WHAT THIS EXERCISE ASKS:
a: According to the passage on reported gas flaring volumes, why might companies under-report flaring to government agencies?
b: Carry on the passage about reported gas flaring volumes, picking up right after its final sentence.

PASSAGE:
◇ ◇ ◇

Note that these reported flaring volumes are in all cases reported to government agencies. It could be the case that companies could be incentivized to under-report flaring to government agencies. This could be done to avoid regulatory scrutiny or project an image of more effective gas management operations. On the other hand, companies could rightfully be concerned about mis-reporting due to possible sanctions or legal implications of under-reporting. It is therefore an empirical question as to how accurately the flaring volumes are reported to the relevant government agencies.

Note that the CEDIGAZ dataset used to calibrate the satellite-derived predictive algorithms may in part access similar datasets to the ones used here. The methods and sources of the CEDIGAZ flaring volume estimates are not public, but they could rely in part on these data for offshore regions. However, because we only examine offshore regions, and we examine accuracy at the flare level, we view this as an independent check of the accuracy of the quantification algorithms used.

◇ ◇ ◇

SUPPLIED ENTRIES:
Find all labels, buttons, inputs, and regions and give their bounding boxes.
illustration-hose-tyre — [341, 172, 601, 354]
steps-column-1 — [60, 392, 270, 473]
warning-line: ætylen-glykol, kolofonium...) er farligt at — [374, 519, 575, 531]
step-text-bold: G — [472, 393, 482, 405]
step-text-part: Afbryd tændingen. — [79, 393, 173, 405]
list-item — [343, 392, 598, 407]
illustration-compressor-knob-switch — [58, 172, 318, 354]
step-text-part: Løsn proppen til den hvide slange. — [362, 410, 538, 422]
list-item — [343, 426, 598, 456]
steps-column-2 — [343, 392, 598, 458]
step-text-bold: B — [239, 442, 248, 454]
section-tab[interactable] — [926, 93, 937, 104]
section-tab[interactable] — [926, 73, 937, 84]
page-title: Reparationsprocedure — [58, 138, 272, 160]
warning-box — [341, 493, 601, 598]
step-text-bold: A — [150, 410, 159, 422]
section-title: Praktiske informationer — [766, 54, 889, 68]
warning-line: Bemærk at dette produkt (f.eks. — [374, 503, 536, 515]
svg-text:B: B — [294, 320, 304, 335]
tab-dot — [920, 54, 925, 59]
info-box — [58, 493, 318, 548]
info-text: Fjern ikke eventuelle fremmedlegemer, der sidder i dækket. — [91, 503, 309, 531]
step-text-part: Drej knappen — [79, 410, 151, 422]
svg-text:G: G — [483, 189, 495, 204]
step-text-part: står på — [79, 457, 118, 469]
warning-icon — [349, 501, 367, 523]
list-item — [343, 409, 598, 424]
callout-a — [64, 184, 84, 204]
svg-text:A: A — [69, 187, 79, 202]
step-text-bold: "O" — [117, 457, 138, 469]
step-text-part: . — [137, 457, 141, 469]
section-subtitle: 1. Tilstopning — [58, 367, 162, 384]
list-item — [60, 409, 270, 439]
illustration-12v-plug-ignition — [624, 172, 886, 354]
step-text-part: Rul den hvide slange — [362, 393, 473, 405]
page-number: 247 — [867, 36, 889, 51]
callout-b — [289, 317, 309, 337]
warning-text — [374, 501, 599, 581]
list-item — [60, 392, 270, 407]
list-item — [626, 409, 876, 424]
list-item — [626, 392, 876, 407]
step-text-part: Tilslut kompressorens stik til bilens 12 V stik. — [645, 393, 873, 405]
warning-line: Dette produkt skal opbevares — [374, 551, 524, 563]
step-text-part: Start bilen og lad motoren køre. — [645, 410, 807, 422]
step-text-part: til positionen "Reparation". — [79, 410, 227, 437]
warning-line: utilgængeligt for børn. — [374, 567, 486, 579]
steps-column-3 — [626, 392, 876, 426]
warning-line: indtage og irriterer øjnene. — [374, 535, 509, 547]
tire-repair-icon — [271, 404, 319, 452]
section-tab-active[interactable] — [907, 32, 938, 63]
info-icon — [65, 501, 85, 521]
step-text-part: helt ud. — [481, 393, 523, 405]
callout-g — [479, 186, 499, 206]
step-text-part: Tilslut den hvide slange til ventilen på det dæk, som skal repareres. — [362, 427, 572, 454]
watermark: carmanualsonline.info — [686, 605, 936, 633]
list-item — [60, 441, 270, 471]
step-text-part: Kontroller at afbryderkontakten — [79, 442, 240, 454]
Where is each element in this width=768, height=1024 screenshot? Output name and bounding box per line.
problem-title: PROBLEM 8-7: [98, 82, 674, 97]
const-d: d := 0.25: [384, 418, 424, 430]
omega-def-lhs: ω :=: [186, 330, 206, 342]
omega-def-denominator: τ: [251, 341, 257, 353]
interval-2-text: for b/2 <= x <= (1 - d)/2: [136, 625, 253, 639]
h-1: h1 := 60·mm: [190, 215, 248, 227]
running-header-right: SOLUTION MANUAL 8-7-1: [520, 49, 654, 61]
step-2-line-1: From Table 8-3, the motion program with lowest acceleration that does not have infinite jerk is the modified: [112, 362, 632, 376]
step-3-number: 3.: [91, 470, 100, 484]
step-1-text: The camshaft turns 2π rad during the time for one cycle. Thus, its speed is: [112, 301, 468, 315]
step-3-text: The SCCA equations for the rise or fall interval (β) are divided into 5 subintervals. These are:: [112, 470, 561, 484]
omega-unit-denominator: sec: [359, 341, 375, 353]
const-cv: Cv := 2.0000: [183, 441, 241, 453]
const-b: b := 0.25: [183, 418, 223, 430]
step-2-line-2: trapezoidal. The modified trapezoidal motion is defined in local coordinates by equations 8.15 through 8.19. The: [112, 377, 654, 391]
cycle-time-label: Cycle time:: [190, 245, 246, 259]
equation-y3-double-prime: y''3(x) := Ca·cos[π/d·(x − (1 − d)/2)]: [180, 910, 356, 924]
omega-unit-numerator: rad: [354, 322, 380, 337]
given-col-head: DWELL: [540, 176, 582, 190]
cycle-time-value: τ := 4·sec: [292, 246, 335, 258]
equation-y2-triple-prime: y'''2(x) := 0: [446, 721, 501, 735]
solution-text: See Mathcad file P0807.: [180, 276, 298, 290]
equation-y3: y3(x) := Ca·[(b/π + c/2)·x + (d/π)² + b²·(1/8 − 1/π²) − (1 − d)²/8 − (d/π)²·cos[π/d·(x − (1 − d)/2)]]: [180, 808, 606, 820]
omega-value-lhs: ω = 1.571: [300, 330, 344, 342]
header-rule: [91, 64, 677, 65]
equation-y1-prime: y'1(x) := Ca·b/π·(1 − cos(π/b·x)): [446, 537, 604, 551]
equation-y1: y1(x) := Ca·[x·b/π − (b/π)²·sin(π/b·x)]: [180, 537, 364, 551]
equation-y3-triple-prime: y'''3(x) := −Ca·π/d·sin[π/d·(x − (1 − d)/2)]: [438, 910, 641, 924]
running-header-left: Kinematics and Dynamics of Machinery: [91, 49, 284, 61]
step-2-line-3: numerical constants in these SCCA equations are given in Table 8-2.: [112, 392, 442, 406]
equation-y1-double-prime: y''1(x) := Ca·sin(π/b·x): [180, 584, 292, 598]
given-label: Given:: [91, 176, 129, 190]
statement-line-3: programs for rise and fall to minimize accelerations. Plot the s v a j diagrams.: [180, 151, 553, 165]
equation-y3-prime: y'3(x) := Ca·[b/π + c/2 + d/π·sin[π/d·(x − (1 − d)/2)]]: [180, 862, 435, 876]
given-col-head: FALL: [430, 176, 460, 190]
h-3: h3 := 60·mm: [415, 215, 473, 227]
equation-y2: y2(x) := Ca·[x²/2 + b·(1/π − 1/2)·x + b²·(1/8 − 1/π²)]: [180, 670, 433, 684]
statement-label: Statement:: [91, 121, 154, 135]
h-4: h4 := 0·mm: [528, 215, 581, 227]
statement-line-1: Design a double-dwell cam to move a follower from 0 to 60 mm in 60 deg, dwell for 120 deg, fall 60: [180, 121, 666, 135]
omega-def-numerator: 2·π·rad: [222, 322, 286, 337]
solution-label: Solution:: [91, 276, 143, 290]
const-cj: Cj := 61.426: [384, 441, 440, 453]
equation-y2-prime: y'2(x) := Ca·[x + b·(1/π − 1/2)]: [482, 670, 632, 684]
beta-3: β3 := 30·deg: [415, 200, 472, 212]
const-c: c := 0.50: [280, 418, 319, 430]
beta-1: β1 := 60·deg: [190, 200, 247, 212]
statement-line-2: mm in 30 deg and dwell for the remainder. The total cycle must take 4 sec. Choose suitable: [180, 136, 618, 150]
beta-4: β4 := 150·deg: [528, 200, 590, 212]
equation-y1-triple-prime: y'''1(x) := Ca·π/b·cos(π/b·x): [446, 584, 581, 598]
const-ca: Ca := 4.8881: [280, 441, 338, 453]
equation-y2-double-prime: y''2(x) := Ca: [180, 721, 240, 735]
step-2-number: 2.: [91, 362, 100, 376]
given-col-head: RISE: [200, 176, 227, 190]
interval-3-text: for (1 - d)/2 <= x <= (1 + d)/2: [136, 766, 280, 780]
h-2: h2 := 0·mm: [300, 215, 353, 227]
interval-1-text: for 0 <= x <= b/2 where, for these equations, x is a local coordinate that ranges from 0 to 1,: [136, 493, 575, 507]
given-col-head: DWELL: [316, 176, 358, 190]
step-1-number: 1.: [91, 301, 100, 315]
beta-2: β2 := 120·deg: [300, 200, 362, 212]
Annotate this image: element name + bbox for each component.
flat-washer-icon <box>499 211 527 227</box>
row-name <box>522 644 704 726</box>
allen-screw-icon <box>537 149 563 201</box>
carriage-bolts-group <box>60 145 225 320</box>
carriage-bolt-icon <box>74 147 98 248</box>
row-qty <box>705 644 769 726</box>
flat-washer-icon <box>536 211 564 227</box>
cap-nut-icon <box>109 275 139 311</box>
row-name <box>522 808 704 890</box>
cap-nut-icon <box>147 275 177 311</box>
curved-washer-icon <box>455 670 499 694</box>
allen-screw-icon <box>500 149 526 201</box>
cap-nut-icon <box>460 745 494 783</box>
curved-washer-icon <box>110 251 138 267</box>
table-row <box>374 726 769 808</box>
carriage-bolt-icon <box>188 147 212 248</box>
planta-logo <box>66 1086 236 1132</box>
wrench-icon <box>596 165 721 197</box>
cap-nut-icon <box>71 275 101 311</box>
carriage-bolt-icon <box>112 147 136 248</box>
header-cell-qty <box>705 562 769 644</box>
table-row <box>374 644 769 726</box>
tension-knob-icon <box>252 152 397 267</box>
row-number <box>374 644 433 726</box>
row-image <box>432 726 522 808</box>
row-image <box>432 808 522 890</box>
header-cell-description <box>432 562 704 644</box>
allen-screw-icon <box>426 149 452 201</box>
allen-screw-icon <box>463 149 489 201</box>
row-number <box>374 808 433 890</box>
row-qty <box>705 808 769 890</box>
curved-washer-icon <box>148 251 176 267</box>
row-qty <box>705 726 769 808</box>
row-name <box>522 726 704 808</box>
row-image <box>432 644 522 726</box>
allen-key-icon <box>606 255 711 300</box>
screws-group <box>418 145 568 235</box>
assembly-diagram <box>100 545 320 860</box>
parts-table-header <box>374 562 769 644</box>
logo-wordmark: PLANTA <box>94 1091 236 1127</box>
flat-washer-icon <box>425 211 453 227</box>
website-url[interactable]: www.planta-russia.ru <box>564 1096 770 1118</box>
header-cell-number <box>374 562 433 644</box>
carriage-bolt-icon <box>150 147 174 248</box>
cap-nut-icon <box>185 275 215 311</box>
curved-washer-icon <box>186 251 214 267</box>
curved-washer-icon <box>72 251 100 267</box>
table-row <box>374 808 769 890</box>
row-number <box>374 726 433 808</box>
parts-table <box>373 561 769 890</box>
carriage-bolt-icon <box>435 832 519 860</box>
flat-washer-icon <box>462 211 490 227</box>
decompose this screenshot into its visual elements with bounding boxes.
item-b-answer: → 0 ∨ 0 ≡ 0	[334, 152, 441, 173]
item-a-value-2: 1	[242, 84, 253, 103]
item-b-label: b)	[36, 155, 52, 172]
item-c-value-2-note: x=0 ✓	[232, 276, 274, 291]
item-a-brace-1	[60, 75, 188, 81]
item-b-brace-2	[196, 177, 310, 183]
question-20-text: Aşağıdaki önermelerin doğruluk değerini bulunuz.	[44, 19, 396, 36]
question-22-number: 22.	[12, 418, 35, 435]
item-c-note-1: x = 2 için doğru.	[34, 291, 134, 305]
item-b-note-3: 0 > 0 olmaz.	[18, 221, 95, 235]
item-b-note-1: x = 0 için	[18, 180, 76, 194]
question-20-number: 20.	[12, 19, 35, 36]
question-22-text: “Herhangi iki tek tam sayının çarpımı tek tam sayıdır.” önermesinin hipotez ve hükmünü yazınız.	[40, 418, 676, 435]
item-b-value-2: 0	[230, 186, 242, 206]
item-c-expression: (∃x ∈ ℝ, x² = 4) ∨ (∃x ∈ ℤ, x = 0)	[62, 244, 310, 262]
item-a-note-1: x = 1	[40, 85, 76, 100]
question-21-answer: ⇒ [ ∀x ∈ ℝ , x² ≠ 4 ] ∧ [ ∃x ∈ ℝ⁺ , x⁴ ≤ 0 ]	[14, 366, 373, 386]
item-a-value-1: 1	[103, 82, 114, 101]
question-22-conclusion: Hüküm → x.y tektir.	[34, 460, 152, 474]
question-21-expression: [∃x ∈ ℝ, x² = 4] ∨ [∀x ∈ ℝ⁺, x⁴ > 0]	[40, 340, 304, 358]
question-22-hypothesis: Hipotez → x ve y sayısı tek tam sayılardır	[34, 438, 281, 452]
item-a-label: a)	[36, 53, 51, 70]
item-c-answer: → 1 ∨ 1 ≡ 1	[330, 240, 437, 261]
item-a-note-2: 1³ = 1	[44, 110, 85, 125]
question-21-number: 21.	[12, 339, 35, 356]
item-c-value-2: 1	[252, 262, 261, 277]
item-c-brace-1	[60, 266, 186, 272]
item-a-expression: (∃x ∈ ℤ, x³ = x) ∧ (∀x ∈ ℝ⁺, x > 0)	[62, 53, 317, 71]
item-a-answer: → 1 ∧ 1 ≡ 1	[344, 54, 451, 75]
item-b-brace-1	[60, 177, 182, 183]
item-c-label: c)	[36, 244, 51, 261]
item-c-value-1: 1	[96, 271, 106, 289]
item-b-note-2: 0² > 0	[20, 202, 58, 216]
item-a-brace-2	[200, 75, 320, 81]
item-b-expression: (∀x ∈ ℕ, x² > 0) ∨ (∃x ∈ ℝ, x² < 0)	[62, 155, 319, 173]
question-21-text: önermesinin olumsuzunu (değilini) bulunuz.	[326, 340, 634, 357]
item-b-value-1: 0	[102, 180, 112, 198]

◇ ◇ ◇

ANSWERS TO THE PROBLEMS:
a: To avoid regulatory scrutiny or to project an image of more effective gas management operations.

b:
Next, location data are obtained for oilfield infrastructure, oilfield boundaries, or lease boundaries in each region. If possible, government-provided GIS datasets are obtained. If available, datasets providing latitude-longitude of offshore platforms, wells, or floating production, storage and offloading (FPSO) vessels are obtained (Denmark, Netherlands, Norway, UK, USA, Canada). In some cases, government datasets give oilfield lease outlines but do not give platform locations (Brazil, Mexico). In one case—Nigeria—no government geospatial data are available, so field outlines were generated from hand-produced geo-rectified composite of 3 maps obtained of the offshore Niger Delta region (see SI is available online at stacks.iop.org/ERC/2/051006/mmedia). Field outlines are used in some cases to disambiguate flares that are closer to a subsurface infrastructure than the platform for the field in question. Table 2 summaries geographic information, data fidelity, and comprehensiveness. See SI for more detailed country-level descriptions of geographic data issues. An example of the types of shape data available is shown for the North Sea in SI.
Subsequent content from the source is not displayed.